* _REQUIRED TASK_
Work through the following lines and count those that hold the word "this". Reply with that number only.

─── RECORDS SHOWN ───

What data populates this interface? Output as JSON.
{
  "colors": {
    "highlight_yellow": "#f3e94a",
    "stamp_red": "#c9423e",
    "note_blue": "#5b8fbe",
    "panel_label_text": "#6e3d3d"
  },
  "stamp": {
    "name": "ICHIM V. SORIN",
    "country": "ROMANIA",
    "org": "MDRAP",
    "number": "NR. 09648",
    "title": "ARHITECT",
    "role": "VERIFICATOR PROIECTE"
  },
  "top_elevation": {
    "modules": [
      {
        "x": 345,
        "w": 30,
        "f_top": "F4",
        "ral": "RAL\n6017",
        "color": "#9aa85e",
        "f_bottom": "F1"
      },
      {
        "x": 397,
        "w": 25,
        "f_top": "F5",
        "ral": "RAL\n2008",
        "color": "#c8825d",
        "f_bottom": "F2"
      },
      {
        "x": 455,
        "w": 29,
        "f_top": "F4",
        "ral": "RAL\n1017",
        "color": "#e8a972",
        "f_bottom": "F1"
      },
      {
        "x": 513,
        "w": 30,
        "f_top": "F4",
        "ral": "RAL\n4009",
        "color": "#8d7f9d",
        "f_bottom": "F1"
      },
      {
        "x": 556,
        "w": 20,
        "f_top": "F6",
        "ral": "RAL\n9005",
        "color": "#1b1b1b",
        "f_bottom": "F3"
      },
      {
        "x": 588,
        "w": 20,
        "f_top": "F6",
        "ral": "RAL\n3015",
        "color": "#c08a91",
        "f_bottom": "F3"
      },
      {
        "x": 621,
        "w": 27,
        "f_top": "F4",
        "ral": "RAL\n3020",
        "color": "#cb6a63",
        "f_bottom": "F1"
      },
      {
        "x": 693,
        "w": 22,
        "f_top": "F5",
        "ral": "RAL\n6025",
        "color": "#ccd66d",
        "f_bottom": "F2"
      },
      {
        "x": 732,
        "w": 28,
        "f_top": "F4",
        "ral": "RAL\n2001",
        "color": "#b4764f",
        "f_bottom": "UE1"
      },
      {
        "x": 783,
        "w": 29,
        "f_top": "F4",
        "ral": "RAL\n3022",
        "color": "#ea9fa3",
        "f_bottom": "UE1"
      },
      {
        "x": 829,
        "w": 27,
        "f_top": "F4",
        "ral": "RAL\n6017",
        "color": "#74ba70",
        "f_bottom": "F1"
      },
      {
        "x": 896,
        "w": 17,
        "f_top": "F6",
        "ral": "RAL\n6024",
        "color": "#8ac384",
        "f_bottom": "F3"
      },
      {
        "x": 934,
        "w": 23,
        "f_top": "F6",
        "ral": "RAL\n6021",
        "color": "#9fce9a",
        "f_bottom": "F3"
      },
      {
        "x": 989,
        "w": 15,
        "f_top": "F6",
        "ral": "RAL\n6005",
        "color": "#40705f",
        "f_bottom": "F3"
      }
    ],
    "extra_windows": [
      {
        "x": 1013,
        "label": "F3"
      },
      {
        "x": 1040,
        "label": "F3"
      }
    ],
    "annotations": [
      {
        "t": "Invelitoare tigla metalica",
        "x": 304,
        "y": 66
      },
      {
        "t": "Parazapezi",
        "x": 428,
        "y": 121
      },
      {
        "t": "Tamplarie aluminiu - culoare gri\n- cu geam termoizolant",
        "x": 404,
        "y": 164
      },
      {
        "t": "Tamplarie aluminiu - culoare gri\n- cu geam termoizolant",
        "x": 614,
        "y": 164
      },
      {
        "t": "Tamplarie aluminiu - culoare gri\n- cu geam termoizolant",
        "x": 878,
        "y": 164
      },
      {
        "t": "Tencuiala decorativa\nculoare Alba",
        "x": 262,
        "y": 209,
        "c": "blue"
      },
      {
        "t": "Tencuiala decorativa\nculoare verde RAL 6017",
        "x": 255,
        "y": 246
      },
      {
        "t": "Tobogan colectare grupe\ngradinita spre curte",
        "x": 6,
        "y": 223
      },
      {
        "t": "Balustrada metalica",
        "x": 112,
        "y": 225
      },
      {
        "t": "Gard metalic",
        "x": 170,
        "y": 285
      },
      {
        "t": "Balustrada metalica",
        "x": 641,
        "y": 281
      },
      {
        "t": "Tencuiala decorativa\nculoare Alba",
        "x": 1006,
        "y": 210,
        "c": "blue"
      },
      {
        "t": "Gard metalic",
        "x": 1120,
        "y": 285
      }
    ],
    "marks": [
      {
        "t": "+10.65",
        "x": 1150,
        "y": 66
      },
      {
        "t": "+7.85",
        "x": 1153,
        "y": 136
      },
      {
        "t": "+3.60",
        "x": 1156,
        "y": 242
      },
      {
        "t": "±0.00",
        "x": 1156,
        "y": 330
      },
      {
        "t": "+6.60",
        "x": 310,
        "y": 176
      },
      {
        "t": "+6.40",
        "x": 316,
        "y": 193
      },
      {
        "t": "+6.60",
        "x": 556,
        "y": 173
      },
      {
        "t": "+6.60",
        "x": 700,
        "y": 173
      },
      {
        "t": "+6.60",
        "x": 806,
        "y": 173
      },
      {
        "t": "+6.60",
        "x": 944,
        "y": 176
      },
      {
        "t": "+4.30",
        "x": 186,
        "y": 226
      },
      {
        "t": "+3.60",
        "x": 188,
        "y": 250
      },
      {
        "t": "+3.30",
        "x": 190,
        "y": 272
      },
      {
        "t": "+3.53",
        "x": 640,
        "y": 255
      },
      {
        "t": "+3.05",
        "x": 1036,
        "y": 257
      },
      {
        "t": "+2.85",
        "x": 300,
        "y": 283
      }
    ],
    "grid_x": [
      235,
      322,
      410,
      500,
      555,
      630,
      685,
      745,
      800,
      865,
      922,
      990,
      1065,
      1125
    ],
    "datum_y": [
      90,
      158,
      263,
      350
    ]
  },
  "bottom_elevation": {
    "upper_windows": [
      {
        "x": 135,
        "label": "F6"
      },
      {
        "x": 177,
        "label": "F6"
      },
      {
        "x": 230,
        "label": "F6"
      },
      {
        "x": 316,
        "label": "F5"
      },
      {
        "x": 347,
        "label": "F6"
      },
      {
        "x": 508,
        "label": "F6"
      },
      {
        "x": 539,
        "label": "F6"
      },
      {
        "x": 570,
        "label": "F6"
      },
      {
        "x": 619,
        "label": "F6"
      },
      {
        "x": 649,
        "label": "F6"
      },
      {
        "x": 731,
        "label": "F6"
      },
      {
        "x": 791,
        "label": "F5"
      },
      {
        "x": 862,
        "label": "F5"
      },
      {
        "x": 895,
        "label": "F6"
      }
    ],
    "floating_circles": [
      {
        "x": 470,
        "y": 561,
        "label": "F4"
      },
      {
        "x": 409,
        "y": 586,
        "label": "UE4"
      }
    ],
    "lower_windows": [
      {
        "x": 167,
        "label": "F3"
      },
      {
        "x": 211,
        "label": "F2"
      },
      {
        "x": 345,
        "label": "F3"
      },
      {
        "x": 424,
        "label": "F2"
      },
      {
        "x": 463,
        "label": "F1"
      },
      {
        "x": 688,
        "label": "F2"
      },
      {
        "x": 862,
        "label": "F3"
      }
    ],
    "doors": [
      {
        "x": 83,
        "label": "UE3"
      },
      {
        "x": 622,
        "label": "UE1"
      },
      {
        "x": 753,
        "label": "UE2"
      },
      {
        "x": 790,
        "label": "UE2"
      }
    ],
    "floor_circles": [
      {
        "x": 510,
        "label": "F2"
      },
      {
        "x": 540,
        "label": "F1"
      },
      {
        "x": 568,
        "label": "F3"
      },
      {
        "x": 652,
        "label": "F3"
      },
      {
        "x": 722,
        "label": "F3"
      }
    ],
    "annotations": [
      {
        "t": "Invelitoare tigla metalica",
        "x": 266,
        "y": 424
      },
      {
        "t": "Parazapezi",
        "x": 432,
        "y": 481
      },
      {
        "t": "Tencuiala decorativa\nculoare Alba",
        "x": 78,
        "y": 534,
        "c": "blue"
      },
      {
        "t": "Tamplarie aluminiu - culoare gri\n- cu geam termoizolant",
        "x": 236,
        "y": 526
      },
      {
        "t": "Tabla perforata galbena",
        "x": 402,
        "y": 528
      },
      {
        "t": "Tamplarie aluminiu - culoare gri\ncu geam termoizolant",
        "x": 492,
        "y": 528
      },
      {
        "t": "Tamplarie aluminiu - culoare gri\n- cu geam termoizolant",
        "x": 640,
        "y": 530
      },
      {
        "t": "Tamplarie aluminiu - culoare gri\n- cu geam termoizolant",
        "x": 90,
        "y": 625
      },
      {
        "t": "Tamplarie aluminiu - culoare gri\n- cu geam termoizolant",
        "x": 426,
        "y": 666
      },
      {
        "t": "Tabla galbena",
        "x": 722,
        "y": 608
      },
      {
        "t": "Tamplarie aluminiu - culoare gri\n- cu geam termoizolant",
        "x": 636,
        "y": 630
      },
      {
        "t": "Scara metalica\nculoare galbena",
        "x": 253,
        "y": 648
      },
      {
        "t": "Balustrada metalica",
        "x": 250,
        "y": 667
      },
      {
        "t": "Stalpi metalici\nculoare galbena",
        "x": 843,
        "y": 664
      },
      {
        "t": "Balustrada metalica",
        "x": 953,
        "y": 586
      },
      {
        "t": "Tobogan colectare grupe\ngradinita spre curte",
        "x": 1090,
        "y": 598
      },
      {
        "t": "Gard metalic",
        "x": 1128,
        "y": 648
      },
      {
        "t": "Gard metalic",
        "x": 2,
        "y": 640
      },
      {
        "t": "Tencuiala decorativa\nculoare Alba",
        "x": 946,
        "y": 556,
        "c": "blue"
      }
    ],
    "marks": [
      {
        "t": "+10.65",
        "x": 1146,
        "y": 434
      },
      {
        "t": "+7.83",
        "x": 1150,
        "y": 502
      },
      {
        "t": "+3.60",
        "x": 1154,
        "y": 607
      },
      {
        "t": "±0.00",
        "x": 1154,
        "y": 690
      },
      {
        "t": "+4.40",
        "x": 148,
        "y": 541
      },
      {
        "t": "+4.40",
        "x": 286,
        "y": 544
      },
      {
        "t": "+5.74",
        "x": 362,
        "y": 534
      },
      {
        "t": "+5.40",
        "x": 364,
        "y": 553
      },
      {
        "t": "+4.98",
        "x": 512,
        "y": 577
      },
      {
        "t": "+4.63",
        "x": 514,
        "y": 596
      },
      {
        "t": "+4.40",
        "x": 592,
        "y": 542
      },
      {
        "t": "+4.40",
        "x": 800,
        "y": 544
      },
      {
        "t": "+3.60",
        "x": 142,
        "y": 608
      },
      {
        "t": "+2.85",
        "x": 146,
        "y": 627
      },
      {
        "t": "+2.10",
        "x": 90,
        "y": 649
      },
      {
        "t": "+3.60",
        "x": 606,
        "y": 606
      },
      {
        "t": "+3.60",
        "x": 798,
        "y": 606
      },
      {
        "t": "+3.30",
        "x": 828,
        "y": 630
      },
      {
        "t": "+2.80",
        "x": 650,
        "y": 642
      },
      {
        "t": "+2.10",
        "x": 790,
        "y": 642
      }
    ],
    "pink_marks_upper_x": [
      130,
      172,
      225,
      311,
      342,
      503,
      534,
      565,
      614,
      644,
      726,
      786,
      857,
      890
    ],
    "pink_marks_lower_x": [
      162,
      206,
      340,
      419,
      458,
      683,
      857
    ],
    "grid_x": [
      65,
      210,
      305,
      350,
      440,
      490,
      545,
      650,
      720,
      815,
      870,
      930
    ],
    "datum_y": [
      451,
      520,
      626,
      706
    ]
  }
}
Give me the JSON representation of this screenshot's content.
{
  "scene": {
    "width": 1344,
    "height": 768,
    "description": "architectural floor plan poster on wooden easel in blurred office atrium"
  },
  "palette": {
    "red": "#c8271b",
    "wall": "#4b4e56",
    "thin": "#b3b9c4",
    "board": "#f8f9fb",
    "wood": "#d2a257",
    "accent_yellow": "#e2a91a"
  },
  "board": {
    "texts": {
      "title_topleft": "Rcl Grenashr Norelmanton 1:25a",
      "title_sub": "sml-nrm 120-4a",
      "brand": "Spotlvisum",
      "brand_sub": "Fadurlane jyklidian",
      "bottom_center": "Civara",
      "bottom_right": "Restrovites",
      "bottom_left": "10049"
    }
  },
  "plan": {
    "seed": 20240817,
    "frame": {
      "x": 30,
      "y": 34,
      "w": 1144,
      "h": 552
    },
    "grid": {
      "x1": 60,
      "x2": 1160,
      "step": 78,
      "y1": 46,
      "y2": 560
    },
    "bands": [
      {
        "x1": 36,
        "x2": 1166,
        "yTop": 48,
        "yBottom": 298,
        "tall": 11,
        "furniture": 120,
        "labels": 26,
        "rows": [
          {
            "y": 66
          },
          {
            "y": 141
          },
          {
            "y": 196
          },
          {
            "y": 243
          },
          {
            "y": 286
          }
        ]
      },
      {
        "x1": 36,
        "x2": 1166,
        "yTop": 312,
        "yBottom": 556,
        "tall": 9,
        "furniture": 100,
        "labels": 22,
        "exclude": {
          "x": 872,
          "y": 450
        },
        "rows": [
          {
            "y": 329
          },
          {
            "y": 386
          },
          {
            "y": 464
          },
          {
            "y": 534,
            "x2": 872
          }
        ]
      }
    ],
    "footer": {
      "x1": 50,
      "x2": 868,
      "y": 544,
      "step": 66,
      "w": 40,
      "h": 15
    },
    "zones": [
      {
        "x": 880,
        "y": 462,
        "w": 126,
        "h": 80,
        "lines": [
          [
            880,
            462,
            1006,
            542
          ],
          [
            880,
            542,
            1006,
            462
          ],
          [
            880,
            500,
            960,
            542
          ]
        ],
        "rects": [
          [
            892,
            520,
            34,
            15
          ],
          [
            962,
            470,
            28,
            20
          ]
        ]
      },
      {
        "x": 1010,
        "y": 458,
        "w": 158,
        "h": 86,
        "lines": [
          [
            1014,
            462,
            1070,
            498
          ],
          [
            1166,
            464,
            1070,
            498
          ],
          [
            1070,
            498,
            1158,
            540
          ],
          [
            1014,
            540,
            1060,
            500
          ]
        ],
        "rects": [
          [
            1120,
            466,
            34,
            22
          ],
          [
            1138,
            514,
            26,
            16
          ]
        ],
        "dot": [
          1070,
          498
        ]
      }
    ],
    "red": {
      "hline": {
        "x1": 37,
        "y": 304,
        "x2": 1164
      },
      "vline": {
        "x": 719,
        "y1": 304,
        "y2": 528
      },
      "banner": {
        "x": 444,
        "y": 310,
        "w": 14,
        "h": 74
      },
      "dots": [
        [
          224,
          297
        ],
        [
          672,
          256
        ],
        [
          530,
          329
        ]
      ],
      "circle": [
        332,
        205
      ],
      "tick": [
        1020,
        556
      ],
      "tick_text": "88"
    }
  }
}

───

* _REPLY_
2